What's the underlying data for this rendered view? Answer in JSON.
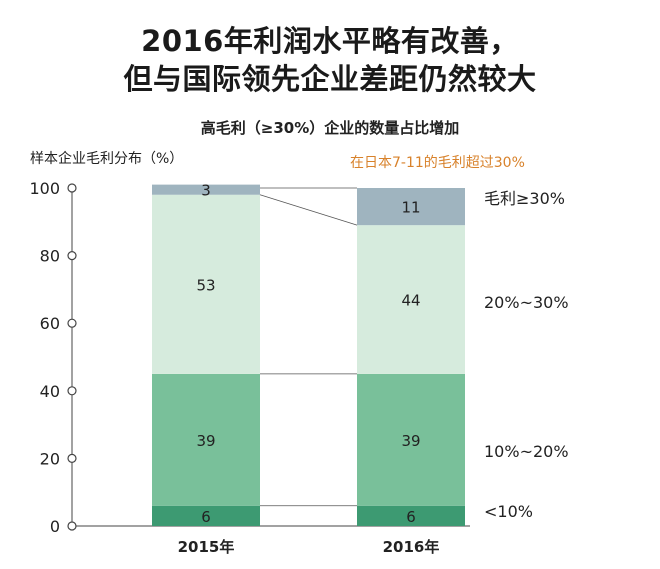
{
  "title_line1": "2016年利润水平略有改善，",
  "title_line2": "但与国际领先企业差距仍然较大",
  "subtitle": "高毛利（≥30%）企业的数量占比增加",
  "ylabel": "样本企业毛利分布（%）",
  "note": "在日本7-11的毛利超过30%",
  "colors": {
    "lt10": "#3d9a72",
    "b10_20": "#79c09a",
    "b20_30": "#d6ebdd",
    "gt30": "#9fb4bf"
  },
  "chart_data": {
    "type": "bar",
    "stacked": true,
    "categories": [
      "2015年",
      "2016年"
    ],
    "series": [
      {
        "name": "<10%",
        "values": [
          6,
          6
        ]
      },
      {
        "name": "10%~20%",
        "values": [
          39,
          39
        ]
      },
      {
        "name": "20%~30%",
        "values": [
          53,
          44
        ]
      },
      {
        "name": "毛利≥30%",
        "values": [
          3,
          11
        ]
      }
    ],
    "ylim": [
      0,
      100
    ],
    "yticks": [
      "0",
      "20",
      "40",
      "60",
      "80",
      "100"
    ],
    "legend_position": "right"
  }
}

...

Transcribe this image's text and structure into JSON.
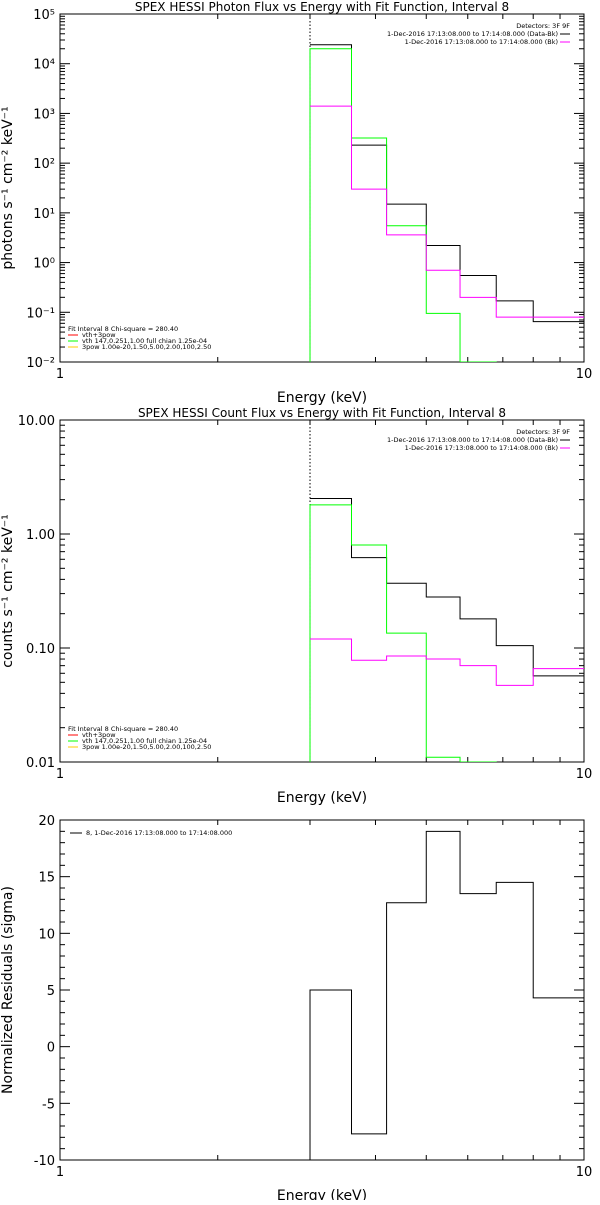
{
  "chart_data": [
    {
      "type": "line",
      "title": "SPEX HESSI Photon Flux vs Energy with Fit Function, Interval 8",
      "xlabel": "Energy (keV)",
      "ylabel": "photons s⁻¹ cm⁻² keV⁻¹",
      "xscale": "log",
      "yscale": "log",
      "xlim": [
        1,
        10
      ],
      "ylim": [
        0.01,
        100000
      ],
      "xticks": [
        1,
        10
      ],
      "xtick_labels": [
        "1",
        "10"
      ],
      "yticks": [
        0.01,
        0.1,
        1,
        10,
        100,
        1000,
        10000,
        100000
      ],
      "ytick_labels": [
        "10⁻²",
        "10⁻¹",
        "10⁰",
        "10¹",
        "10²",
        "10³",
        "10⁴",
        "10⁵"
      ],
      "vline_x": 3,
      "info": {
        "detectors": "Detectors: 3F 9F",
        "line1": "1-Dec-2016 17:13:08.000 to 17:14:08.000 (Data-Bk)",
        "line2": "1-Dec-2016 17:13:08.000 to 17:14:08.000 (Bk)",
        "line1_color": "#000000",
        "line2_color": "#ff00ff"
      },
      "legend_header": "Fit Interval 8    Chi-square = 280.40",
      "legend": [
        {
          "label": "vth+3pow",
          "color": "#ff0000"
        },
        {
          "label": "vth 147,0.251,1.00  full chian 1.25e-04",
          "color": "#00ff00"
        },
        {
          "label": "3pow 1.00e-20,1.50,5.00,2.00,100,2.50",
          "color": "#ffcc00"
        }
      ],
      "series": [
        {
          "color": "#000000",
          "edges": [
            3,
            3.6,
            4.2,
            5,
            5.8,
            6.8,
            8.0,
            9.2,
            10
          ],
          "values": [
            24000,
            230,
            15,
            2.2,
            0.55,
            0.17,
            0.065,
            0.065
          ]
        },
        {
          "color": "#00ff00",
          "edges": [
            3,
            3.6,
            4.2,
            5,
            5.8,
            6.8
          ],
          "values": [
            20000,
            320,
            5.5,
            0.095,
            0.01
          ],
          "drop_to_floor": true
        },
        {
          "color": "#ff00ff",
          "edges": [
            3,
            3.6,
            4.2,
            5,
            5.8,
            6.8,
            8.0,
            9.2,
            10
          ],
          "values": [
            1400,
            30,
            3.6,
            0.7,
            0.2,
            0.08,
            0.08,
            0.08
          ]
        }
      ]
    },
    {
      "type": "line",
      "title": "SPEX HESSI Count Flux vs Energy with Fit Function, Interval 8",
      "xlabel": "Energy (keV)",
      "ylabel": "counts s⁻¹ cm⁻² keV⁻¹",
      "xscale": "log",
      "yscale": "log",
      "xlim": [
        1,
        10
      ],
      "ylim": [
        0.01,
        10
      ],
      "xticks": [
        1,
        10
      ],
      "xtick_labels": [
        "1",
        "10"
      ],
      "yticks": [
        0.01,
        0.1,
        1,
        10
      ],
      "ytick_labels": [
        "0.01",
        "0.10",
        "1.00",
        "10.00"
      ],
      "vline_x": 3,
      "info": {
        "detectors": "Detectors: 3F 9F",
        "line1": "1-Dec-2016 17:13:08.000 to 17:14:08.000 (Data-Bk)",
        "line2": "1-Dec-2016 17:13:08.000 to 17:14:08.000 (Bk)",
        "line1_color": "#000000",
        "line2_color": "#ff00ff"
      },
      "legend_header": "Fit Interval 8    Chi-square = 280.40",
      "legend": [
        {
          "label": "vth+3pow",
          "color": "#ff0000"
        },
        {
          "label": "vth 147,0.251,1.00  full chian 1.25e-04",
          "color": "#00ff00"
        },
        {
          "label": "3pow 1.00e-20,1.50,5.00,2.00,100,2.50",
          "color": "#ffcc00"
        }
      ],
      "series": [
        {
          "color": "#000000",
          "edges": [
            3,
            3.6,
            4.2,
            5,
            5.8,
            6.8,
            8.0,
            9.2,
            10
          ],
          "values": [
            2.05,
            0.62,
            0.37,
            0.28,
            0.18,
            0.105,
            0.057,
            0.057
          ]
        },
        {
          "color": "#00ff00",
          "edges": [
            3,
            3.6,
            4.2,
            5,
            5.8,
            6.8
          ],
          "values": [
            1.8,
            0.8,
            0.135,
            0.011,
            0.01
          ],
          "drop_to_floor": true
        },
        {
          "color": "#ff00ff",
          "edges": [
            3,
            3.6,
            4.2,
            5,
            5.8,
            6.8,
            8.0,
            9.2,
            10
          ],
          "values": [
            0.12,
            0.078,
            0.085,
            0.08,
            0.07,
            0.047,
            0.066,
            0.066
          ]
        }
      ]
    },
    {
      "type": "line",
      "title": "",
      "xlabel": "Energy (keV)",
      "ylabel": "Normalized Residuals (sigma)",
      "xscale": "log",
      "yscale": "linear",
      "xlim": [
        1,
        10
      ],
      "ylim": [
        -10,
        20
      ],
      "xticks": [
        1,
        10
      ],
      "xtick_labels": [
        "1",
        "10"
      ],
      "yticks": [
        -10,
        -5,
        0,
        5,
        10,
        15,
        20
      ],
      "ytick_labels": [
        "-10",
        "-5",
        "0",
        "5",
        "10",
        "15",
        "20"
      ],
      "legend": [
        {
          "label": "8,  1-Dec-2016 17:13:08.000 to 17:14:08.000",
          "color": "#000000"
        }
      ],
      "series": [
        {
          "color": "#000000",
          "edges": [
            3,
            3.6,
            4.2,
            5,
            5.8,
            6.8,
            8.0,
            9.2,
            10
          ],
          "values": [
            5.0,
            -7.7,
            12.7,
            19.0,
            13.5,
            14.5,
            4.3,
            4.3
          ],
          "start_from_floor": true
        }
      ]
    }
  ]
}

...

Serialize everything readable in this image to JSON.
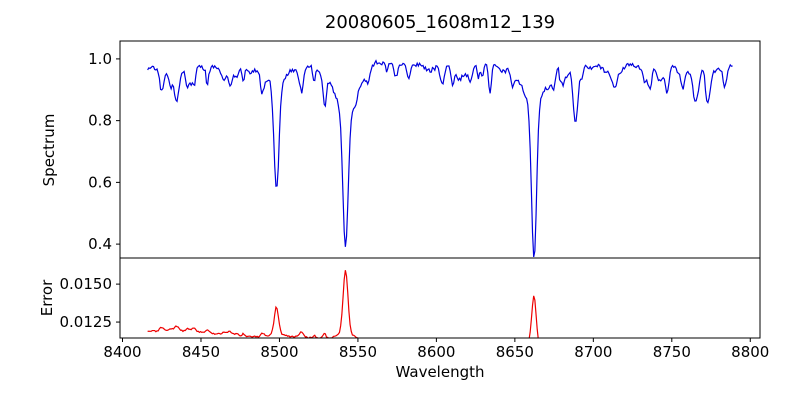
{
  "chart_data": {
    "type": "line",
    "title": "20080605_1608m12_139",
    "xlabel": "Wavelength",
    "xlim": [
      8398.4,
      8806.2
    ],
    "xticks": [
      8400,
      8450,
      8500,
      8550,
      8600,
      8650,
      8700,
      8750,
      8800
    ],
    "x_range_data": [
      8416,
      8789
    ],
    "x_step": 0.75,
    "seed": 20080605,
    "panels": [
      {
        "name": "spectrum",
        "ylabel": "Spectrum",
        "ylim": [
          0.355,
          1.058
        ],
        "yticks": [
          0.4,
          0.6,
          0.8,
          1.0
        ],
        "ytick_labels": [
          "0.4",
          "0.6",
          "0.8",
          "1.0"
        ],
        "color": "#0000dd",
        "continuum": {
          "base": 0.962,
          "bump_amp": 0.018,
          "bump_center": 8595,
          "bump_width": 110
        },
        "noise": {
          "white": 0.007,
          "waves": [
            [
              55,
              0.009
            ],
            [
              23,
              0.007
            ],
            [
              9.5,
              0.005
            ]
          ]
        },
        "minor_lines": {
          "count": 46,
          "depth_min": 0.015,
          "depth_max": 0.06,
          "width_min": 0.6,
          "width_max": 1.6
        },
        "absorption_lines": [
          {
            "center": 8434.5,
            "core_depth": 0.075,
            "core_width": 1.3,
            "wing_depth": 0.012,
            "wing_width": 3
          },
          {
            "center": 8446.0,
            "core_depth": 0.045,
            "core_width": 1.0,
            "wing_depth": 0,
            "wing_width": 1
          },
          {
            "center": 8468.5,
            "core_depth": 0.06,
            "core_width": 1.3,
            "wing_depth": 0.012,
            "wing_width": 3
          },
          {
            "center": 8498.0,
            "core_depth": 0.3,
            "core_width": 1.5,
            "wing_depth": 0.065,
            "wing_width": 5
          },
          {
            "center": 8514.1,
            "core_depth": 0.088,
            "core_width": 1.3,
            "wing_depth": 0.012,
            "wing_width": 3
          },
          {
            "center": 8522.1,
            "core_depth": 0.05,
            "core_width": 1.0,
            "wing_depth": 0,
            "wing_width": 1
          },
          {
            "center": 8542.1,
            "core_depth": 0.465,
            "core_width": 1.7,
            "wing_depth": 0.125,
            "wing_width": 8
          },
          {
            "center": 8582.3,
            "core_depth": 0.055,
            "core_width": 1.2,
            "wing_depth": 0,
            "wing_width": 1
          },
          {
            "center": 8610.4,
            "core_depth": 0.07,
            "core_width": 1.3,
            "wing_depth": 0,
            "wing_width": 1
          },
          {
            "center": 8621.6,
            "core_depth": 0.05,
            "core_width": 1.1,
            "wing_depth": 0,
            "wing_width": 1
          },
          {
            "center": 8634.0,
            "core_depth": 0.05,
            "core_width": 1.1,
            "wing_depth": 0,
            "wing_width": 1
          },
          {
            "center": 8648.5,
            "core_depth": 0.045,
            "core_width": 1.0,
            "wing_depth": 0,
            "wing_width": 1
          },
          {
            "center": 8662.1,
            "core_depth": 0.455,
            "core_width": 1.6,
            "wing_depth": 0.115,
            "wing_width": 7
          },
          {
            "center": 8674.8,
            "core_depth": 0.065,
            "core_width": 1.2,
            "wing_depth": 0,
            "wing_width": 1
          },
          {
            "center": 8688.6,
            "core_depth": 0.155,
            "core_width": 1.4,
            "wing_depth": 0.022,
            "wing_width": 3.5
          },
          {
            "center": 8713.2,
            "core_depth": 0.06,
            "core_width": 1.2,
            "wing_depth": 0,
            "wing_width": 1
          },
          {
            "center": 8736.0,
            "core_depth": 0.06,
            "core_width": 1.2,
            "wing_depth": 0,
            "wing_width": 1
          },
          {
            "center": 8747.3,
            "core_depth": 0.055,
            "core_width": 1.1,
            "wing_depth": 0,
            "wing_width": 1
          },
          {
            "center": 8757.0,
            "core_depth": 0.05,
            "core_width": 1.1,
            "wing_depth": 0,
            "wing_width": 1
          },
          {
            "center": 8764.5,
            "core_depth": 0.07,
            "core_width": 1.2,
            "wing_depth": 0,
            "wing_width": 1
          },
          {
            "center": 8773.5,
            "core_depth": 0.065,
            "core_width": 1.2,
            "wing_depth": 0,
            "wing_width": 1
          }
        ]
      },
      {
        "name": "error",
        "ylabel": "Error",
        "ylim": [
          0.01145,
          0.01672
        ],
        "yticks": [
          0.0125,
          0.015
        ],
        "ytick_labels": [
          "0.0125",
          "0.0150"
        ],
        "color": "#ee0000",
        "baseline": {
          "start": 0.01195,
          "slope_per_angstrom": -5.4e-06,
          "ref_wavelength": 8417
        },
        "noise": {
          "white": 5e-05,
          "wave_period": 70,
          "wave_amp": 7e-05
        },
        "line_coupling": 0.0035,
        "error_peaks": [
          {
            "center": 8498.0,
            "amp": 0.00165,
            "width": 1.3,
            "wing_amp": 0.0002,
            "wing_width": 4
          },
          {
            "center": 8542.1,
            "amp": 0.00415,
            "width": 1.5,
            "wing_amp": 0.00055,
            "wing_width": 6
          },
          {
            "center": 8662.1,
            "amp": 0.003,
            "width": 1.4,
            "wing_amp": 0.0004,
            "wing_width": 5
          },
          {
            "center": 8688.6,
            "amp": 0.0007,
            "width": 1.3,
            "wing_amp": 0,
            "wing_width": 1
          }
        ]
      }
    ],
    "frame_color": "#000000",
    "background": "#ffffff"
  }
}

● Set exercise
Locate and copy each line in the data above that includes the word "HESSI".

● Solution for this exercise
      "title": "SPEX HESSI Photon Flux vs Energy with Fit Function, Interval 8",
      "title": "SPEX HESSI Count Flux vs Energy with Fit Function, Interval 8",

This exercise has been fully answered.